>>>>

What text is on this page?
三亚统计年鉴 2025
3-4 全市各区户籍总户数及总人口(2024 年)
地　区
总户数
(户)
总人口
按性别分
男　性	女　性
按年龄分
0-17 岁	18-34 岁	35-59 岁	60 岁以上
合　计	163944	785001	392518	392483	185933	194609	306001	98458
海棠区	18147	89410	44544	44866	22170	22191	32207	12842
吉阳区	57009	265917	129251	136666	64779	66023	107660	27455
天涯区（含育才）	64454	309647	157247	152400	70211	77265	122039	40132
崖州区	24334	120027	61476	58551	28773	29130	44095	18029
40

<<<<
>>>>

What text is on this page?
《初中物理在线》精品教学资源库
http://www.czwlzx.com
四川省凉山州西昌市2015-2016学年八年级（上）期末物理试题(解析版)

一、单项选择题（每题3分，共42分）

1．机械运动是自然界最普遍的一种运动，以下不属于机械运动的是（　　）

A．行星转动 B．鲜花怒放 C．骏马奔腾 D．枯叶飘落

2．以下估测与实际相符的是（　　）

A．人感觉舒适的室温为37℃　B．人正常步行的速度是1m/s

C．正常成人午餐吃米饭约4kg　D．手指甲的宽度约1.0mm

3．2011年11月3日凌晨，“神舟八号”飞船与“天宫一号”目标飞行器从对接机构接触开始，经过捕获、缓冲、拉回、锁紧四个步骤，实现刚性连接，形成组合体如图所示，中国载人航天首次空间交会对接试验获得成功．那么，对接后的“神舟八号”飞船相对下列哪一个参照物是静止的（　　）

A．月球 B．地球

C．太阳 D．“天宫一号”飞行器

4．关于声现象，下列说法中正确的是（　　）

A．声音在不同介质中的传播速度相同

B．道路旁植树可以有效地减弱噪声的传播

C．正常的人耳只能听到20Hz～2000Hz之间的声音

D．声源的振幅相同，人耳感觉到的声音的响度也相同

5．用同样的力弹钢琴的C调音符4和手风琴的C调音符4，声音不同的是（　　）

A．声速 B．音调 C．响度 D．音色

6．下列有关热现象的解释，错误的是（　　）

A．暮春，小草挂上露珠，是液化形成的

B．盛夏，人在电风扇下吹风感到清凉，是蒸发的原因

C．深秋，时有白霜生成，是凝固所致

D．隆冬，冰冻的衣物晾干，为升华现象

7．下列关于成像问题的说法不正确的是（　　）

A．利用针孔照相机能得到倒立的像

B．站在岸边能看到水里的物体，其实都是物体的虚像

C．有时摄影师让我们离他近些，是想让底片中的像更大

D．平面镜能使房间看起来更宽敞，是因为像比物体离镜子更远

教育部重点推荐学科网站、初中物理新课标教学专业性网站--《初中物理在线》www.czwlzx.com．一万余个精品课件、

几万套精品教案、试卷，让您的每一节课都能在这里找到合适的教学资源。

<<<<

**Task directions:** Note every line above where the string "初中物理在线" shows up, and copy those lines.

**Solved problem:**
《初中物理在线》精品教学资源库
教育部重点推荐学科网站、初中物理新课标教学专业性网站--《初中物理在线》www.czwlzx.com．一万余个精品课件、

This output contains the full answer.